◆ WHAT YOU WILL DO: No pictures in the copy, please: retype all the records exactly.

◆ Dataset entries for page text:
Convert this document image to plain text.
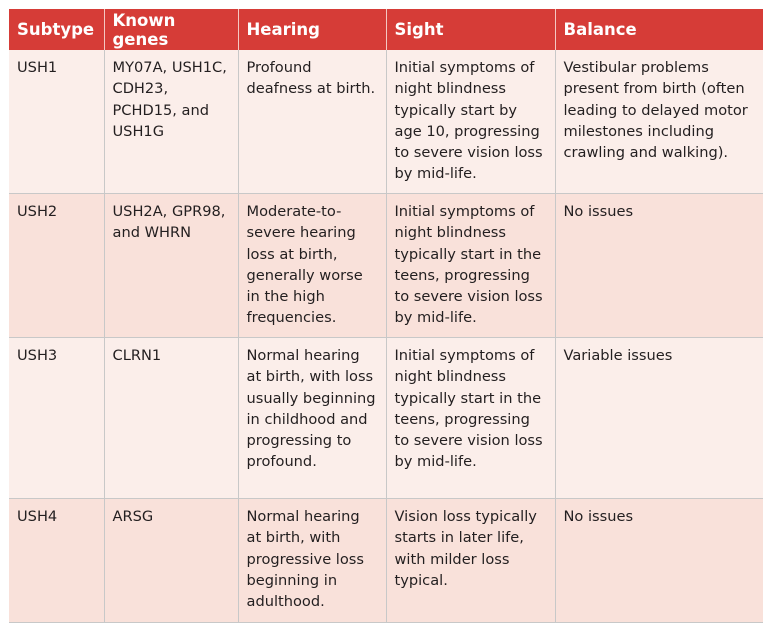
Subtype	Known genes	Hearing	Sight	Balance
USH1	MY07A, USH1C, CDH23, PCHD15, and USH1G	Profound deafness at birth.	Initial symptoms of night blindness typically start by age 10, progressing to severe vision loss by mid-life.	Vestibular problems present from birth (often leading to delayed motor milestones including crawling and walking).
USH2	USH2A, GPR98, and WHRN	Moderate-to-severe hearing loss at birth, generally worse in the high frequencies.	Initial symptoms of night blindness typically start in the teens, progressing to severe vision loss by mid-life.	No issues
USH3	CLRN1	Normal hearing at birth, with loss usually beginning in childhood and progressing to profound.	Initial symptoms of night blindness typically start in the teens, progressing to severe vision loss by mid-life.	Variable issues
USH4	ARSG	Normal hearing at birth, with progressive loss beginning in adulthood.	Vision loss typically starts in later life, with milder loss typical.	No issues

◆ ANSWER SECTION:
Convert this document image to plain text.
Subtype	Known genes	Hearing	Sight	Balance
USH1	MY07A, USH1C, CDH23, PCHD15, and USH1G	Profound deafness at birth.	Initial symptoms of night blindness typically start by age 10, progressing to severe vision loss by mid-life.	Vestibular problems present from birth (often leading to delayed motor milestones including crawling and walking).
USH2	USH2A, GPR98, and WHRN	Moderate-to-severe hearing loss at birth, generally worse in the high frequencies.	Initial symptoms of night blindness typically start in the teens, progressing to severe vision loss by mid-life.	No issues
USH3	CLRN1	Normal hearing at birth, with loss usually beginning in childhood and progressing to profound.	Initial symptoms of night blindness typically start in the teens, progressing to severe vision loss by mid-life.	Variable issues
USH4	ARSG	Normal hearing at birth, with progressive loss beginning in adulthood.	Vision loss typically starts in later life, with milder loss typical.	No issues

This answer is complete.